Task to carry out: Would you output the whole listing below, exactly as it reads?
>>
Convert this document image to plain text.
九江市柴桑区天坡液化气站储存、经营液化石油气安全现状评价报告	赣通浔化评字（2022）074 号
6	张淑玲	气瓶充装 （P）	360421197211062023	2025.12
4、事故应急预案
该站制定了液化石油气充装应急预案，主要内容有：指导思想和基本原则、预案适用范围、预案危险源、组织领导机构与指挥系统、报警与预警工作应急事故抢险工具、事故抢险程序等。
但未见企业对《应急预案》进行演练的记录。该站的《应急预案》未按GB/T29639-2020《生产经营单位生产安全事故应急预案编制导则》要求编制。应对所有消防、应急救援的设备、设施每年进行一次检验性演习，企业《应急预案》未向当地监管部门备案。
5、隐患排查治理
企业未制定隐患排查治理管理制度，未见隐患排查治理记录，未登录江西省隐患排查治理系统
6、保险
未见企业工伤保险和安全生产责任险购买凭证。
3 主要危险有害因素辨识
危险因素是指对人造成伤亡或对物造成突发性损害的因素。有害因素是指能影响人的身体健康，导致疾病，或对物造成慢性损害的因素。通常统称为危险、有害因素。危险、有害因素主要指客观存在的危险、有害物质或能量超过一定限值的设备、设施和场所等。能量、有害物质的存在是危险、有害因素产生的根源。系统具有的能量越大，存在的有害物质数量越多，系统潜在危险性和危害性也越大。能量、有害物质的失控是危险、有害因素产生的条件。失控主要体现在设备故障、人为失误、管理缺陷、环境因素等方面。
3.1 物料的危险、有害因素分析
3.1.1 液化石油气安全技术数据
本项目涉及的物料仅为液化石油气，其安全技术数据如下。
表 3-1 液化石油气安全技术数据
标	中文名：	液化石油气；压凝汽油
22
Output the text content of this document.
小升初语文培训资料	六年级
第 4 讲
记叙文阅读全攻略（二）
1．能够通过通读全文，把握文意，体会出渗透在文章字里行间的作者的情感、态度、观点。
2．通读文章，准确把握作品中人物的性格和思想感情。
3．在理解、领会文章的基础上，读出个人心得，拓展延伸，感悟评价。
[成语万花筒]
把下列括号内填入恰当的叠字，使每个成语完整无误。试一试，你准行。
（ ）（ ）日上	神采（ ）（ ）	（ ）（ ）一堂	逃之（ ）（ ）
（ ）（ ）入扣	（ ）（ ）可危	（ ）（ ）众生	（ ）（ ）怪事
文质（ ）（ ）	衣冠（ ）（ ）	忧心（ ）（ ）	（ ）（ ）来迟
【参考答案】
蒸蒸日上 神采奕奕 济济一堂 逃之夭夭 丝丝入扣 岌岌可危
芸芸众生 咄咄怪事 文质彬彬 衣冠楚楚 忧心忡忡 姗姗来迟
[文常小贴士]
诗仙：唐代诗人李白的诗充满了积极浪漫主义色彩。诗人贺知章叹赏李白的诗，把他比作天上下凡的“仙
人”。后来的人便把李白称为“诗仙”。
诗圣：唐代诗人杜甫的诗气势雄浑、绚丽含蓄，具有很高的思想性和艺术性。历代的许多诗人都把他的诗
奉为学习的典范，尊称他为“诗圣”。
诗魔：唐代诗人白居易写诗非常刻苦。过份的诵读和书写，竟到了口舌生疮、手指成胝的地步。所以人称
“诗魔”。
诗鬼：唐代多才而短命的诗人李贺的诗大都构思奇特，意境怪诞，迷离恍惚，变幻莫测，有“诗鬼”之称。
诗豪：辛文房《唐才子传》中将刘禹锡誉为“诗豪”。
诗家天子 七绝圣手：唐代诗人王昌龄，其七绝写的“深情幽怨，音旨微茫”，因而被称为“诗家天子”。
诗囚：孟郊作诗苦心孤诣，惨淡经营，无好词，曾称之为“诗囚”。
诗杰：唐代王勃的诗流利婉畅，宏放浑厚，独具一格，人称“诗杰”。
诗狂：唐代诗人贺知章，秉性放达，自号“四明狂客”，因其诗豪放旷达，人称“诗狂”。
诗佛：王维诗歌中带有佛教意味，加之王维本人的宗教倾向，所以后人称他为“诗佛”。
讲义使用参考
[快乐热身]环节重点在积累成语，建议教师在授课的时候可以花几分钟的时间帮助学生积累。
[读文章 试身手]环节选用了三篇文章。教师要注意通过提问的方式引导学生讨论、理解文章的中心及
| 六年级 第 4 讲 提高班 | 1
<<
Reply:
Convert this document image to plain text.
九江市柴桑区天坡液化气站储存、经营液化石油气安全现状评价报告	赣通浔化评字（2022）074 号
6	张淑玲	气瓶充装 （P）	360421197211062023	2025.12
4、事故应急预案
该站制定了液化石油气充装应急预案，主要内容有：指导思想和基本原则、预案适用范围、预案危险源、组织领导机构与指挥系统、报警与预警工作应急事故抢险工具、事故抢险程序等。
但未见企业对《应急预案》进行演练的记录。该站的《应急预案》未按GB/T29639-2020《生产经营单位生产安全事故应急预案编制导则》要求编制。应对所有消防、应急救援的设备、设施每年进行一次检验性演习，企业《应急预案》未向当地监管部门备案。
5、隐患排查治理
企业未制定隐患排查治理管理制度，未见隐患排查治理记录，未登录江西省隐患排查治理系统
6、保险
未见企业工伤保险和安全生产责任险购买凭证。
3 主要危险有害因素辨识
危险因素是指对人造成伤亡或对物造成突发性损害的因素。有害因素是指能影响人的身体健康，导致疾病，或对物造成慢性损害的因素。通常统称为危险、有害因素。危险、有害因素主要指客观存在的危险、有害物质或能量超过一定限值的设备、设施和场所等。能量、有害物质的存在是危险、有害因素产生的根源。系统具有的能量越大，存在的有害物质数量越多，系统潜在危险性和危害性也越大。能量、有害物质的失控是危险、有害因素产生的条件。失控主要体现在设备故障、人为失误、管理缺陷、环境因素等方面。
3.1 物料的危险、有害因素分析
3.1.1 液化石油气安全技术数据
本项目涉及的物料仅为液化石油气，其安全技术数据如下。
表 3-1 液化石油气安全技术数据
标	中文名：	液化石油气；压凝汽油
22
Output the text content of this document.
小升初语文培训资料	六年级
第 4 讲
记叙文阅读全攻略（二）
1．能够通过通读全文，把握文意，体会出渗透在文章字里行间的作者的情感、态度、观点。
2．通读文章，准确把握作品中人物的性格和思想感情。
3．在理解、领会文章的基础上，读出个人心得，拓展延伸，感悟评价。
[成语万花筒]
把下列括号内填入恰当的叠字，使每个成语完整无误。试一试，你准行。
（ ）（ ）日上	神采（ ）（ ）	（ ）（ ）一堂	逃之（ ）（ ）
（ ）（ ）入扣	（ ）（ ）可危	（ ）（ ）众生	（ ）（ ）怪事
文质（ ）（ ）	衣冠（ ）（ ）	忧心（ ）（ ）	（ ）（ ）来迟
【参考答案】
蒸蒸日上 神采奕奕 济济一堂 逃之夭夭 丝丝入扣 岌岌可危
芸芸众生 咄咄怪事 文质彬彬 衣冠楚楚 忧心忡忡 姗姗来迟
[文常小贴士]
诗仙：唐代诗人李白的诗充满了积极浪漫主义色彩。诗人贺知章叹赏李白的诗，把他比作天上下凡的“仙
人”。后来的人便把李白称为“诗仙”。
诗圣：唐代诗人杜甫的诗气势雄浑、绚丽含蓄，具有很高的思想性和艺术性。历代的许多诗人都把他的诗
奉为学习的典范，尊称他为“诗圣”。
诗魔：唐代诗人白居易写诗非常刻苦。过份的诵读和书写，竟到了口舌生疮、手指成胝的地步。所以人称
“诗魔”。
诗鬼：唐代多才而短命的诗人李贺的诗大都构思奇特，意境怪诞，迷离恍惚，变幻莫测，有“诗鬼”之称。
诗豪：辛文房《唐才子传》中将刘禹锡誉为“诗豪”。
诗家天子 七绝圣手：唐代诗人王昌龄，其七绝写的“深情幽怨，音旨微茫”，因而被称为“诗家天子”。
诗囚：孟郊作诗苦心孤诣，惨淡经营，无好词，曾称之为“诗囚”。
诗杰：唐代王勃的诗流利婉畅，宏放浑厚，独具一格，人称“诗杰”。
诗狂：唐代诗人贺知章，秉性放达，自号“四明狂客”，因其诗豪放旷达，人称“诗狂”。
诗佛：王维诗歌中带有佛教意味，加之王维本人的宗教倾向，所以后人称他为“诗佛”。
讲义使用参考
[快乐热身]环节重点在积累成语，建议教师在授课的时候可以花几分钟的时间帮助学生积累。
[读文章 试身手]环节选用了三篇文章。教师要注意通过提问的方式引导学生讨论、理解文章的中心及
| 六年级 第 4 讲 提高班 | 1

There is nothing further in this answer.